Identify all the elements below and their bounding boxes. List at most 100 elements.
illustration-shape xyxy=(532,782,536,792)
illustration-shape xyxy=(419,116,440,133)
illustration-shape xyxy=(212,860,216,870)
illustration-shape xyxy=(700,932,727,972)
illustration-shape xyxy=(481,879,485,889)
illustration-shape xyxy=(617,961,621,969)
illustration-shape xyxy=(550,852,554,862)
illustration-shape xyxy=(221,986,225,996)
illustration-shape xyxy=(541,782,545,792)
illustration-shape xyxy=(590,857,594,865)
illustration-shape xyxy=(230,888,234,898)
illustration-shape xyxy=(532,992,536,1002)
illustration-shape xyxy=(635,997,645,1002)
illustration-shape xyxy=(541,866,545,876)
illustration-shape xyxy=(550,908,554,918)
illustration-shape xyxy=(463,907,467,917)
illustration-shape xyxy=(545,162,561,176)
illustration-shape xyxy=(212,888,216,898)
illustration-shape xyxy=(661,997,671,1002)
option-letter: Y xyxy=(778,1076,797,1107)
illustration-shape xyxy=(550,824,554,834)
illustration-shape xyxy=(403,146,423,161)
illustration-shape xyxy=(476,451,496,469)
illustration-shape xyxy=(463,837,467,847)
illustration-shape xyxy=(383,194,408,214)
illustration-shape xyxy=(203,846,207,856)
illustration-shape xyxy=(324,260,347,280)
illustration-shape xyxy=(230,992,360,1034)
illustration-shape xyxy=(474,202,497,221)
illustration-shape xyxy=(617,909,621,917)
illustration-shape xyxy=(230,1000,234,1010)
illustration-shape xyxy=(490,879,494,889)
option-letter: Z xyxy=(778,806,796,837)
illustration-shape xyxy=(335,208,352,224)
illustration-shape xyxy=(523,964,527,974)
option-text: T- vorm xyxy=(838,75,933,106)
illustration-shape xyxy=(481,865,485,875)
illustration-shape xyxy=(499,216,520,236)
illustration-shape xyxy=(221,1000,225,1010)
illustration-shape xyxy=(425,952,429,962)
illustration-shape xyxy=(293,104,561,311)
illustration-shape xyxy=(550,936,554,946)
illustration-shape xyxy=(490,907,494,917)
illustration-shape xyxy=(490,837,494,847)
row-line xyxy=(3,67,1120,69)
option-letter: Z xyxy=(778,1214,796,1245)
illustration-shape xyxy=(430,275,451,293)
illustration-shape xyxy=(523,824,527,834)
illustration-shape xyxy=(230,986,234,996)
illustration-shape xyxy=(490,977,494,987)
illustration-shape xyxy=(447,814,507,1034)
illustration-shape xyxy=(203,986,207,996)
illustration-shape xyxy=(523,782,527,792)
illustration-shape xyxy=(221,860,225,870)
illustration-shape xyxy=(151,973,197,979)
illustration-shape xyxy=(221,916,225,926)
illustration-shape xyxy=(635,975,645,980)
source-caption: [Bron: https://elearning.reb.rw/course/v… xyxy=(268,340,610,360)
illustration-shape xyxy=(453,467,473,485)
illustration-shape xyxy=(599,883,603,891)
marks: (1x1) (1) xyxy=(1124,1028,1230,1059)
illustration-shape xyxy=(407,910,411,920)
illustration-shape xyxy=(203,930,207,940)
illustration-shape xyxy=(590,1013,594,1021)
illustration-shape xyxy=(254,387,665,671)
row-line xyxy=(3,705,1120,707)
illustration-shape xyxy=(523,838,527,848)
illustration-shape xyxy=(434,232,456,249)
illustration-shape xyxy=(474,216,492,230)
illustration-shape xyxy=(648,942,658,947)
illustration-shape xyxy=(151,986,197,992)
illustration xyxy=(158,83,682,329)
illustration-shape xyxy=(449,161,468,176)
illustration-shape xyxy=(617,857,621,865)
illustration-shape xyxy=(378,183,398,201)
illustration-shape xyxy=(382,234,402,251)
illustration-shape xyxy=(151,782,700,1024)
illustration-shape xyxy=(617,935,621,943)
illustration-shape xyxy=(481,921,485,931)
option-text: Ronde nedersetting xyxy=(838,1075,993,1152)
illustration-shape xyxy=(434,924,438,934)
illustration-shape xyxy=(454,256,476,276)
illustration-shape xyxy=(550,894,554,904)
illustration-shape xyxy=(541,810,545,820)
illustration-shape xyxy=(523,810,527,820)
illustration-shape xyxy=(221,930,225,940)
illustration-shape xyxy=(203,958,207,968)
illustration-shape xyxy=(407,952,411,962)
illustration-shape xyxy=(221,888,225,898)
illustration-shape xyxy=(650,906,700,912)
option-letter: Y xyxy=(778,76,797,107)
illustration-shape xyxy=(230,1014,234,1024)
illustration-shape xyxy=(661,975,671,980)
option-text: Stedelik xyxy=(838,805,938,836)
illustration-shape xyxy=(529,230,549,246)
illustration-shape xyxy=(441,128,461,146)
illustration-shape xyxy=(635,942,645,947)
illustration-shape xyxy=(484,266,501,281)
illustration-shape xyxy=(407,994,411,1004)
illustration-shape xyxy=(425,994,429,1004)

* [Directions for this task] Please copy every line of the records above word for word.

* [Task result]
Identify all the elements below and their bounding boxes. List at most 100 elements.
illustration-shape xyxy=(532,782,536,792)
illustration-shape xyxy=(419,116,440,133)
illustration-shape xyxy=(212,860,216,870)
illustration-shape xyxy=(700,932,727,972)
illustration-shape xyxy=(481,879,485,889)
illustration-shape xyxy=(617,961,621,969)
illustration-shape xyxy=(550,852,554,862)
illustration-shape xyxy=(221,986,225,996)
illustration-shape xyxy=(541,782,545,792)
illustration-shape xyxy=(590,857,594,865)
illustration-shape xyxy=(230,888,234,898)
illustration-shape xyxy=(532,992,536,1002)
illustration-shape xyxy=(635,997,645,1002)
illustration-shape xyxy=(541,866,545,876)
illustration-shape xyxy=(550,908,554,918)
illustration-shape xyxy=(463,907,467,917)
illustration-shape xyxy=(545,162,561,176)
illustration-shape xyxy=(212,888,216,898)
illustration-shape xyxy=(661,997,671,1002)
option-letter: Y xyxy=(778,1076,797,1107)
illustration-shape xyxy=(550,824,554,834)
illustration-shape xyxy=(403,146,423,161)
illustration-shape xyxy=(476,451,496,469)
illustration-shape xyxy=(463,837,467,847)
illustration-shape xyxy=(383,194,408,214)
illustration-shape xyxy=(203,846,207,856)
illustration-shape xyxy=(324,260,347,280)
illustration-shape xyxy=(230,992,360,1034)
illustration-shape xyxy=(474,202,497,221)
illustration-shape xyxy=(617,909,621,917)
illustration-shape xyxy=(230,1000,234,1010)
illustration-shape xyxy=(490,879,494,889)
option-letter: Z xyxy=(778,806,796,837)
illustration-shape xyxy=(335,208,352,224)
illustration-shape xyxy=(523,964,527,974)
option-text: T- vorm xyxy=(838,75,933,106)
illustration-shape xyxy=(481,865,485,875)
illustration-shape xyxy=(499,216,520,236)
illustration-shape xyxy=(221,1000,225,1010)
illustration-shape xyxy=(425,952,429,962)
illustration-shape xyxy=(293,104,561,311)
illustration-shape xyxy=(550,936,554,946)
illustration-shape xyxy=(490,907,494,917)
illustration-shape xyxy=(490,837,494,847)
row-line xyxy=(3,67,1120,69)
option-letter: Z xyxy=(778,1214,796,1245)
illustration-shape xyxy=(430,275,451,293)
illustration-shape xyxy=(523,824,527,834)
illustration-shape xyxy=(230,986,234,996)
illustration-shape xyxy=(490,977,494,987)
illustration-shape xyxy=(447,814,507,1034)
illustration-shape xyxy=(203,986,207,996)
illustration-shape xyxy=(523,782,527,792)
illustration-shape xyxy=(221,860,225,870)
illustration-shape xyxy=(151,973,197,979)
illustration-shape xyxy=(221,916,225,926)
illustration-shape xyxy=(635,975,645,980)
source-caption: [Bron: https://elearning.reb.rw/course/v… xyxy=(268,340,610,360)
illustration-shape xyxy=(453,467,473,485)
illustration-shape xyxy=(599,883,603,891)
marks: (1x1) (1) xyxy=(1124,1028,1230,1059)
illustration-shape xyxy=(407,910,411,920)
illustration-shape xyxy=(203,930,207,940)
illustration-shape xyxy=(590,1013,594,1021)
illustration-shape xyxy=(254,387,665,671)
row-line xyxy=(3,705,1120,707)
illustration-shape xyxy=(523,838,527,848)
illustration-shape xyxy=(434,232,456,249)
illustration-shape xyxy=(474,216,492,230)
illustration-shape xyxy=(648,942,658,947)
illustration-shape xyxy=(151,986,197,992)
illustration xyxy=(158,83,682,329)
illustration-shape xyxy=(449,161,468,176)
illustration-shape xyxy=(617,857,621,865)
illustration-shape xyxy=(378,183,398,201)
illustration-shape xyxy=(382,234,402,251)
illustration-shape xyxy=(151,782,700,1024)
illustration-shape xyxy=(617,935,621,943)
illustration-shape xyxy=(481,921,485,931)
option-text: Ronde nedersetting xyxy=(838,1075,993,1152)
illustration-shape xyxy=(434,924,438,934)
illustration-shape xyxy=(454,256,476,276)
illustration-shape xyxy=(550,894,554,904)
illustration-shape xyxy=(541,810,545,820)
illustration-shape xyxy=(523,810,527,820)
illustration-shape xyxy=(221,930,225,940)
illustration-shape xyxy=(203,958,207,968)
illustration-shape xyxy=(407,952,411,962)
illustration-shape xyxy=(221,888,225,898)
illustration-shape xyxy=(650,906,700,912)
option-letter: Y xyxy=(778,76,797,107)
illustration-shape xyxy=(230,1014,234,1024)
illustration-shape xyxy=(661,975,671,980)
option-text: Stedelik xyxy=(838,805,938,836)
illustration-shape xyxy=(529,230,549,246)
illustration-shape xyxy=(441,128,461,146)
illustration-shape xyxy=(635,942,645,947)
illustration-shape xyxy=(484,266,501,281)
illustration-shape xyxy=(407,994,411,1004)
illustration-shape xyxy=(425,994,429,1004)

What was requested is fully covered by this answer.